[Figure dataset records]

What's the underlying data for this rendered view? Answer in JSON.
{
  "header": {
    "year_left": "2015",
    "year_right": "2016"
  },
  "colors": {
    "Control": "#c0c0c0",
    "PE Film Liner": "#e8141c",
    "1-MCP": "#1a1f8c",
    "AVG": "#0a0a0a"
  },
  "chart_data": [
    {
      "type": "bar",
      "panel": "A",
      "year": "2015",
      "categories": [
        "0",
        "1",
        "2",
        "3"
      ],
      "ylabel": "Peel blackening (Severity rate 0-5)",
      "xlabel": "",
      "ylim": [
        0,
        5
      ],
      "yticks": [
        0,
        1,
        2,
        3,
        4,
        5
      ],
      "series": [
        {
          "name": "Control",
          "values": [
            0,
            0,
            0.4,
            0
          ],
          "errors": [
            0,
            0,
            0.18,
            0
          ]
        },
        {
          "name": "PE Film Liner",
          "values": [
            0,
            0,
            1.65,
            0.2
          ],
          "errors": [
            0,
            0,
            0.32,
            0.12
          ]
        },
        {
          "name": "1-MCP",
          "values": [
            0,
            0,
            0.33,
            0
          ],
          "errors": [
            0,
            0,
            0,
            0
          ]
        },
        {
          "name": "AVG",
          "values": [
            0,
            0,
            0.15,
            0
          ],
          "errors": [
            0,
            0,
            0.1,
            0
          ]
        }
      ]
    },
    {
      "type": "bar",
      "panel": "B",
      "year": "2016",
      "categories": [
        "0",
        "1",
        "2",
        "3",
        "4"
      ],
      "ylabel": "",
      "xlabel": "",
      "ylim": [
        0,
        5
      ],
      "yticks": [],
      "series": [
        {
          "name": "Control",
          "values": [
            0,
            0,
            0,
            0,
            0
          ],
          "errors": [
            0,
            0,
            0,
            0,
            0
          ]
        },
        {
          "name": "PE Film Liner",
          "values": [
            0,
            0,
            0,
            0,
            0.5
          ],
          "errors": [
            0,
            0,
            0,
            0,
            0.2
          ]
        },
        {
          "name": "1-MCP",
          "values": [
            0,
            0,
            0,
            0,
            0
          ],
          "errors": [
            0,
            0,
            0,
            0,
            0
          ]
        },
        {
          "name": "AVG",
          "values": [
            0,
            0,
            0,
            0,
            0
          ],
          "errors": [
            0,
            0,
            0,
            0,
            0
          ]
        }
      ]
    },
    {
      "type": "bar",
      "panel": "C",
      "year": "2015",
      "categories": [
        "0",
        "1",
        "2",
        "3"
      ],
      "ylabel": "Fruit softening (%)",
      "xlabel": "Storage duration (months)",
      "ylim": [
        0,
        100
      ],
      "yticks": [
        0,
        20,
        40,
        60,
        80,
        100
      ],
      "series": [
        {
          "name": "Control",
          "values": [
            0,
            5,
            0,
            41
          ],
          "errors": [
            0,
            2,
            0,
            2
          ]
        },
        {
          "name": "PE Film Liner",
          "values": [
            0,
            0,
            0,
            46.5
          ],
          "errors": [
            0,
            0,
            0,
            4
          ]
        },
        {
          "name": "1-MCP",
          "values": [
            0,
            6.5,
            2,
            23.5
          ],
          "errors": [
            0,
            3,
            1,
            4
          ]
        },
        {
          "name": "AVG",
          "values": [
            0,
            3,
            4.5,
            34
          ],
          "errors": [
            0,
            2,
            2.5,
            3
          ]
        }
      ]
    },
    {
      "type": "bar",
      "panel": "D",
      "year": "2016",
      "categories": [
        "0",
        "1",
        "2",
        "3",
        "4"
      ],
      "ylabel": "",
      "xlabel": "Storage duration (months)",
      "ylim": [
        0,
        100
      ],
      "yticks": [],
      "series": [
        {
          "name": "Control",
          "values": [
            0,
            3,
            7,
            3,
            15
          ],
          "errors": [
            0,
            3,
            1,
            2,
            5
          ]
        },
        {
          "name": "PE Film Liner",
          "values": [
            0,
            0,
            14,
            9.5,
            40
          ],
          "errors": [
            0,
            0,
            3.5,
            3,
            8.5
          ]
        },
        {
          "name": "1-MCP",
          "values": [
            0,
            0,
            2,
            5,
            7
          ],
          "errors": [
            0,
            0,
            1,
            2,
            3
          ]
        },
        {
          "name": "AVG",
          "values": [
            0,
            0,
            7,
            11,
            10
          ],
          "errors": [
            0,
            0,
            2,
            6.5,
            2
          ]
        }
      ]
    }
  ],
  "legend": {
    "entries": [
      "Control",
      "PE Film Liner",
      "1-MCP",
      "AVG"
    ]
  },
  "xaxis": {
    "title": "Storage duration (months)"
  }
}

_WHAT YOU SHOULD DO_
Every line of the material must be returned exactly as it appears.

_COMPLETED EXERCISE_
What's the underlying data for this rendered view? Answer in JSON.
{
  "header": {
    "year_left": "2015",
    "year_right": "2016"
  },
  "colors": {
    "Control": "#c0c0c0",
    "PE Film Liner": "#e8141c",
    "1-MCP": "#1a1f8c",
    "AVG": "#0a0a0a"
  },
  "chart_data": [
    {
      "type": "bar",
      "panel": "A",
      "year": "2015",
      "categories": [
        "0",
        "1",
        "2",
        "3"
      ],
      "ylabel": "Peel blackening (Severity rate 0-5)",
      "xlabel": "",
      "ylim": [
        0,
        5
      ],
      "yticks": [
        0,
        1,
        2,
        3,
        4,
        5
      ],
      "series": [
        {
          "name": "Control",
          "values": [
            0,
            0,
            0.4,
            0
          ],
          "errors": [
            0,
            0,
            0.18,
            0
          ]
        },
        {
          "name": "PE Film Liner",
          "values": [
            0,
            0,
            1.65,
            0.2
          ],
          "errors": [
            0,
            0,
            0.32,
            0.12
          ]
        },
        {
          "name": "1-MCP",
          "values": [
            0,
            0,
            0.33,
            0
          ],
          "errors": [
            0,
            0,
            0,
            0
          ]
        },
        {
          "name": "AVG",
          "values": [
            0,
            0,
            0.15,
            0
          ],
          "errors": [
            0,
            0,
            0.1,
            0
          ]
        }
      ]
    },
    {
      "type": "bar",
      "panel": "B",
      "year": "2016",
      "categories": [
        "0",
        "1",
        "2",
        "3",
        "4"
      ],
      "ylabel": "",
      "xlabel": "",
      "ylim": [
        0,
        5
      ],
      "yticks": [],
      "series": [
        {
          "name": "Control",
          "values": [
            0,
            0,
            0,
            0,
            0
          ],
          "errors": [
            0,
            0,
            0,
            0,
            0
          ]
        },
        {
          "name": "PE Film Liner",
          "values": [
            0,
            0,
            0,
            0,
            0.5
          ],
          "errors": [
            0,
            0,
            0,
            0,
            0.2
          ]
        },
        {
          "name": "1-MCP",
          "values": [
            0,
            0,
            0,
            0,
            0
          ],
          "errors": [
            0,
            0,
            0,
            0,
            0
          ]
        },
        {
          "name": "AVG",
          "values": [
            0,
            0,
            0,
            0,
            0
          ],
          "errors": [
            0,
            0,
            0,
            0,
            0
          ]
        }
      ]
    },
    {
      "type": "bar",
      "panel": "C",
      "year": "2015",
      "categories": [
        "0",
        "1",
        "2",
        "3"
      ],
      "ylabel": "Fruit softening (%)",
      "xlabel": "Storage duration (months)",
      "ylim": [
        0,
        100
      ],
      "yticks": [
        0,
        20,
        40,
        60,
        80,
        100
      ],
      "series": [
        {
          "name": "Control",
          "values": [
            0,
            5,
            0,
            41
          ],
          "errors": [
            0,
            2,
            0,
            2
          ]
        },
        {
          "name": "PE Film Liner",
          "values": [
            0,
            0,
            0,
            46.5
          ],
          "errors": [
            0,
            0,
            0,
            4
          ]
        },
        {
          "name": "1-MCP",
          "values": [
            0,
            6.5,
            2,
            23.5
          ],
          "errors": [
            0,
            3,
            1,
            4
          ]
        },
        {
          "name": "AVG",
          "values": [
            0,
            3,
            4.5,
            34
          ],
          "errors": [
            0,
            2,
            2.5,
            3
          ]
        }
      ]
    },
    {
      "type": "bar",
      "panel": "D",
      "year": "2016",
      "categories": [
        "0",
        "1",
        "2",
        "3",
        "4"
      ],
      "ylabel": "",
      "xlabel": "Storage duration (months)",
      "ylim": [
        0,
        100
      ],
      "yticks": [],
      "series": [
        {
          "name": "Control",
          "values": [
            0,
            3,
            7,
            3,
            15
          ],
          "errors": [
            0,
            3,
            1,
            2,
            5
          ]
        },
        {
          "name": "PE Film Liner",
          "values": [
            0,
            0,
            14,
            9.5,
            40
          ],
          "errors": [
            0,
            0,
            3.5,
            3,
            8.5
          ]
        },
        {
          "name": "1-MCP",
          "values": [
            0,
            0,
            2,
            5,
            7
          ],
          "errors": [
            0,
            0,
            1,
            2,
            3
          ]
        },
        {
          "name": "AVG",
          "values": [
            0,
            0,
            7,
            11,
            10
          ],
          "errors": [
            0,
            0,
            2,
            6.5,
            2
          ]
        }
      ]
    }
  ],
  "legend": {
    "entries": [
      "Control",
      "PE Film Liner",
      "1-MCP",
      "AVG"
    ]
  },
  "xaxis": {
    "title": "Storage duration (months)"
  }
}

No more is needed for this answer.